*REQUIREMENTS*
Set down word for word everything in the material below, from the line containing "- login-panel: Admin" down to the line containing "- brand-close-punct: ¡: [144, 19, 154, 45]", including both of those lines and nothing else.
START INFORMATION SHOWN
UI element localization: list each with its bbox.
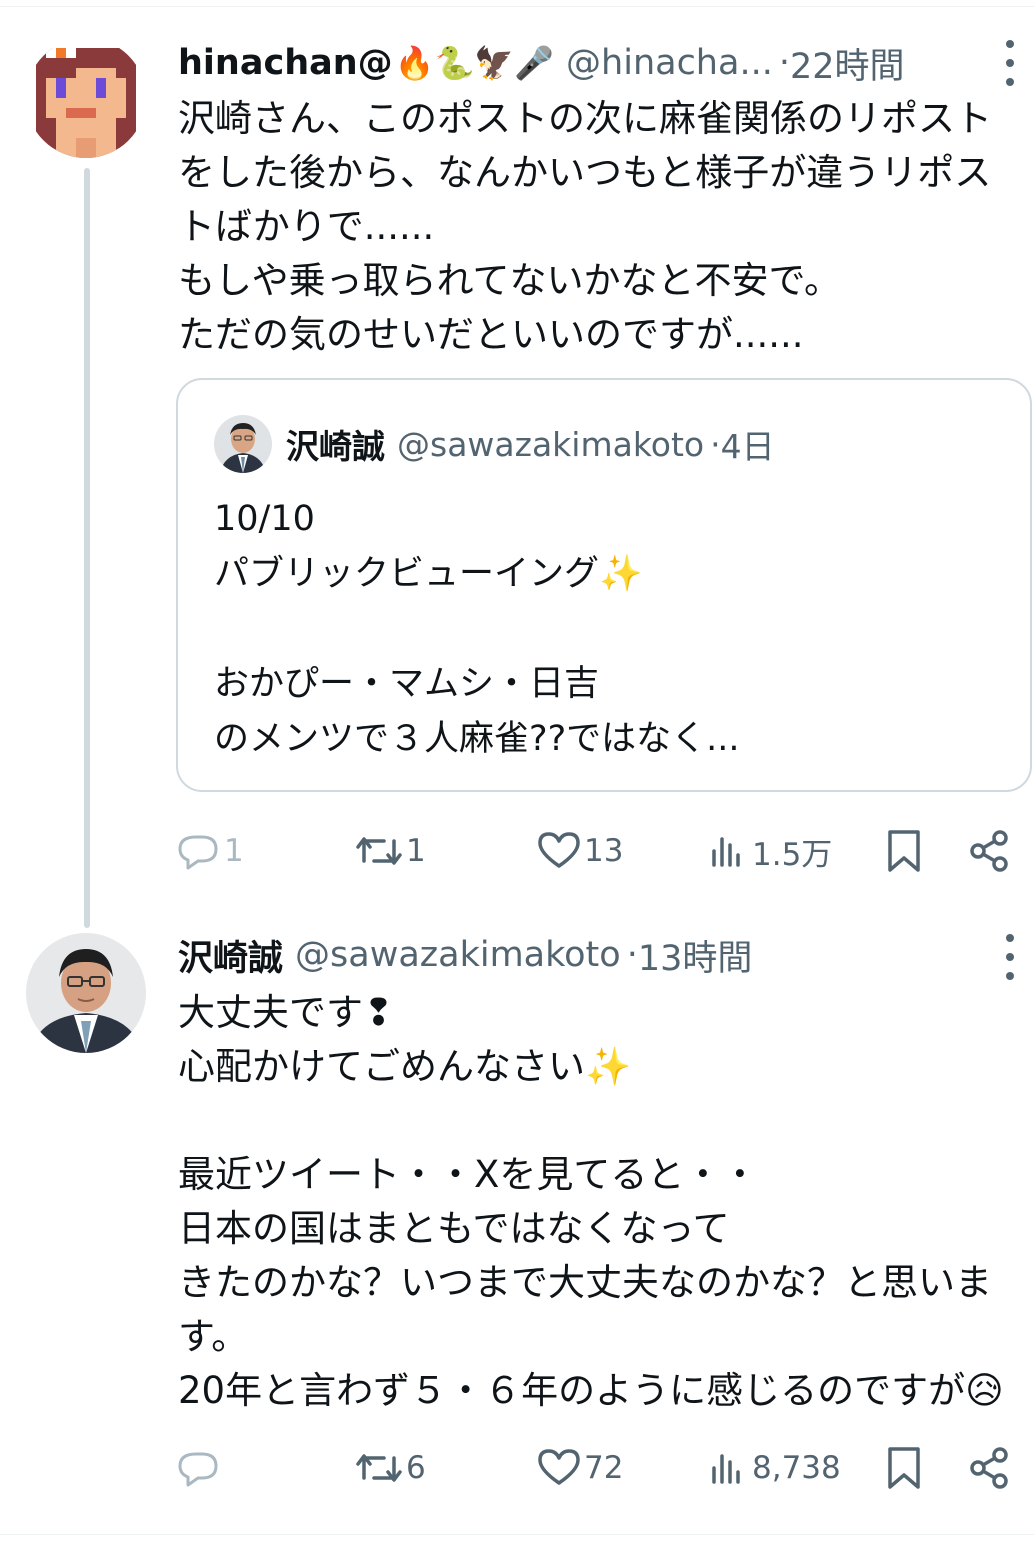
bookmark-icon (888, 830, 920, 872)
tweet1-author-emojis: 🔥🐍🦅🎤 (394, 44, 555, 82)
share-icon (970, 1447, 1008, 1489)
top-divider (0, 6, 1034, 7)
quoted-tweet-author-handle: @sawazakimakoto (397, 424, 705, 464)
tweet2-bookmark-button[interactable] (884, 1440, 924, 1496)
repost-icon (356, 837, 402, 865)
tweet1-reply-button[interactable]: 1 (176, 823, 244, 879)
tweet1-more-icon[interactable] (990, 40, 1030, 86)
tweet2-header: 沢崎誠 @sawazakimakoto · 13時間 (178, 927, 752, 983)
tweet1-view-count: 1.5万 (752, 836, 833, 873)
reply-icon (178, 835, 218, 870)
tweet2-text: 大丈夫です❢ 心配かけてごめんなさい✨ 最近ツイート・・Xを見てると・・ 日本の… (178, 991, 1004, 1412)
bookmark-icon (888, 1447, 920, 1489)
separator-dot: · (626, 935, 638, 975)
avatar-hinachan[interactable] (26, 38, 146, 158)
quoted-tweet-text: 10/10 パブリックビューイング✨ おかぴー・マムシ・日吉 のメンツで３人麻雀… (214, 499, 740, 759)
share-icon (970, 830, 1008, 872)
repost-icon (356, 1454, 402, 1482)
tweet2-author-handle[interactable]: @sawazakimakoto (295, 935, 621, 975)
separator-dot: · (710, 424, 721, 464)
tweet2-author-name[interactable]: 沢崎誠 (178, 930, 283, 981)
tweet1-like-button[interactable]: 13 (536, 823, 623, 879)
quoted-tweet-avatar (214, 415, 272, 473)
tweet1-repost-button[interactable]: 1 (354, 823, 426, 879)
tweet1-header: hinachan@ 🔥🐍🦅🎤 @hinacha... · 22時間 (178, 35, 905, 91)
tweet1-repost-count: 1 (406, 833, 426, 869)
tweet2-like-count: 72 (584, 1450, 624, 1486)
bottom-divider (0, 1534, 1034, 1535)
tweet1-bookmark-button[interactable] (884, 823, 924, 879)
quoted-tweet-header: 沢崎誠 @sawazakimakoto · 4日 (214, 415, 775, 473)
tweet2-view-count: 8,738 (752, 1450, 841, 1486)
tweet2-more-icon[interactable] (990, 934, 1030, 980)
tweet2-reply-button[interactable] (176, 1440, 222, 1496)
tweet1-action-bar: 1 1 13 1.5万 (176, 823, 1026, 879)
tweet2-timestamp[interactable]: 13時間 (638, 930, 753, 981)
tweet2-share-button[interactable] (968, 1440, 1012, 1496)
quoted-tweet-card[interactable]: 沢崎誠 @sawazakimakoto · 4日 10/10 パブリックビューイ… (176, 378, 1032, 792)
thread-connector-line (84, 168, 90, 928)
views-icon (712, 837, 740, 867)
tweet1-author-handle[interactable]: @hinacha... (566, 43, 773, 83)
tweet1-timestamp[interactable]: 22時間 (790, 38, 905, 89)
tweet1-text: 沢崎さん、このポストの次に麻雀関係のリポスト をした後から、なんかいつもと様子が… (178, 97, 992, 356)
tweet2-action-bar: 6 72 8,738 (176, 1440, 1026, 1496)
views-icon (712, 1454, 740, 1484)
tweet1-reply-count: 1 (224, 833, 244, 869)
tweet2-repost-count: 6 (406, 1450, 426, 1486)
reply-icon (178, 1452, 218, 1487)
tweet1-like-count: 13 (584, 833, 624, 869)
quoted-tweet-timestamp: 4日 (720, 427, 775, 466)
quoted-tweet-author-name: 沢崎誠 (286, 427, 385, 466)
tweet2-repost-button[interactable]: 6 (354, 1440, 426, 1496)
separator-dot: · (778, 43, 790, 83)
tweet1-share-button[interactable] (968, 823, 1012, 879)
heart-icon (538, 832, 580, 868)
tweet2-like-button[interactable]: 72 (536, 1440, 623, 1496)
tweet1-author-name[interactable]: hinachan@ (178, 43, 393, 83)
tweet2-views-button[interactable]: 8,738 (708, 1440, 841, 1496)
heart-icon (538, 1449, 580, 1485)
avatar-sawazaki[interactable] (26, 933, 146, 1053)
tweet1-views-button[interactable]: 1.5万 (708, 823, 832, 879)
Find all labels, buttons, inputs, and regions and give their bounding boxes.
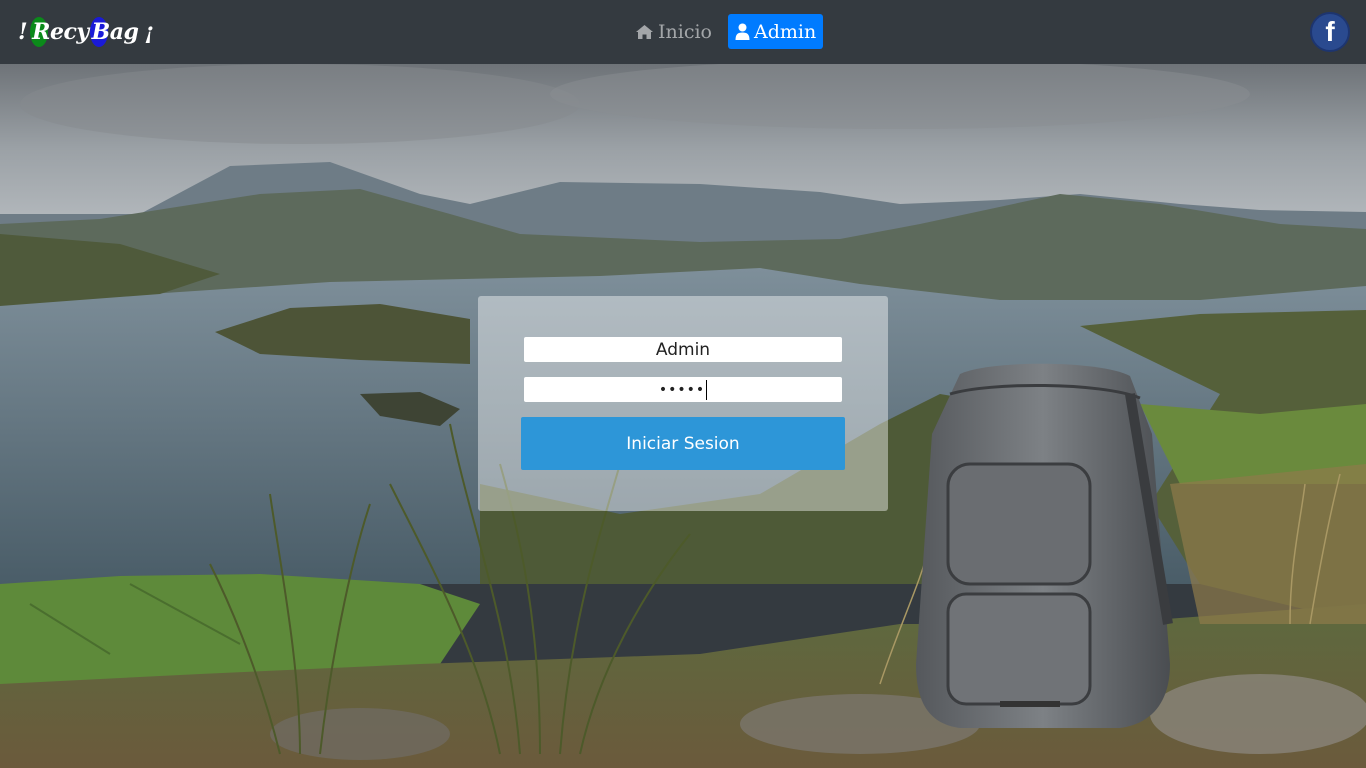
- login-panel: Admin ••••• Iniciar Sesion: [478, 296, 888, 511]
- password-input[interactable]: •••••: [524, 377, 842, 402]
- facebook-icon[interactable]: f: [1310, 12, 1350, 52]
- username-input[interactable]: Admin: [524, 337, 842, 362]
- brand-word-recy: Recy: [30, 17, 89, 47]
- home-icon: [636, 24, 653, 39]
- facebook-letter: f: [1325, 16, 1335, 47]
- nav-admin-link[interactable]: Admin: [727, 14, 824, 49]
- login-button[interactable]: Iniciar Sesion: [521, 417, 845, 470]
- username-value: Admin: [655, 339, 711, 360]
- nav-home-label: Inicio: [658, 20, 712, 43]
- text-cursor: [706, 379, 708, 400]
- brand-open-punct: !: [18, 19, 28, 45]
- user-icon: [735, 23, 750, 40]
- brand-word-bag: Bag: [89, 17, 139, 47]
- nav-admin-label: Admin: [753, 20, 817, 43]
- brand-close-punct: ¡: [144, 19, 154, 45]
- brand-logo[interactable]: ! Recy Bag ¡: [16, 14, 156, 50]
- password-value: •••••: [658, 381, 706, 398]
- nav-home-link[interactable]: Inicio: [628, 14, 719, 49]
- main-nav: Inicio Admin: [628, 14, 824, 49]
- navbar: ! Recy Bag ¡ Inicio Admin f: [0, 0, 1366, 64]
- backpack-image: [916, 363, 1173, 728]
END INFORMATION SHOWN
*SOLUTION BELOW*
- login-panel: Admin ••••• Iniciar Sesion: [478, 296, 888, 511]
- password-input[interactable]: •••••: [524, 377, 842, 402]
- facebook-icon[interactable]: f: [1310, 12, 1350, 52]
- username-input[interactable]: Admin: [524, 337, 842, 362]
- brand-word-recy: Recy: [30, 17, 89, 47]
- home-icon: [636, 24, 653, 39]
- facebook-letter: f: [1325, 16, 1335, 47]
- nav-admin-link[interactable]: Admin: [727, 14, 824, 49]
- login-button[interactable]: Iniciar Sesion: [521, 417, 845, 470]
- username-value: Admin: [655, 339, 711, 360]
- nav-home-label: Inicio: [658, 20, 712, 43]
- text-cursor: [706, 379, 708, 400]
- brand-open-punct: !: [18, 19, 28, 45]
- user-icon: [735, 23, 750, 40]
- brand-word-bag: Bag: [89, 17, 139, 47]
- nav-admin-label: Admin: [753, 20, 817, 43]
- brand-close-punct: ¡: [144, 19, 154, 45]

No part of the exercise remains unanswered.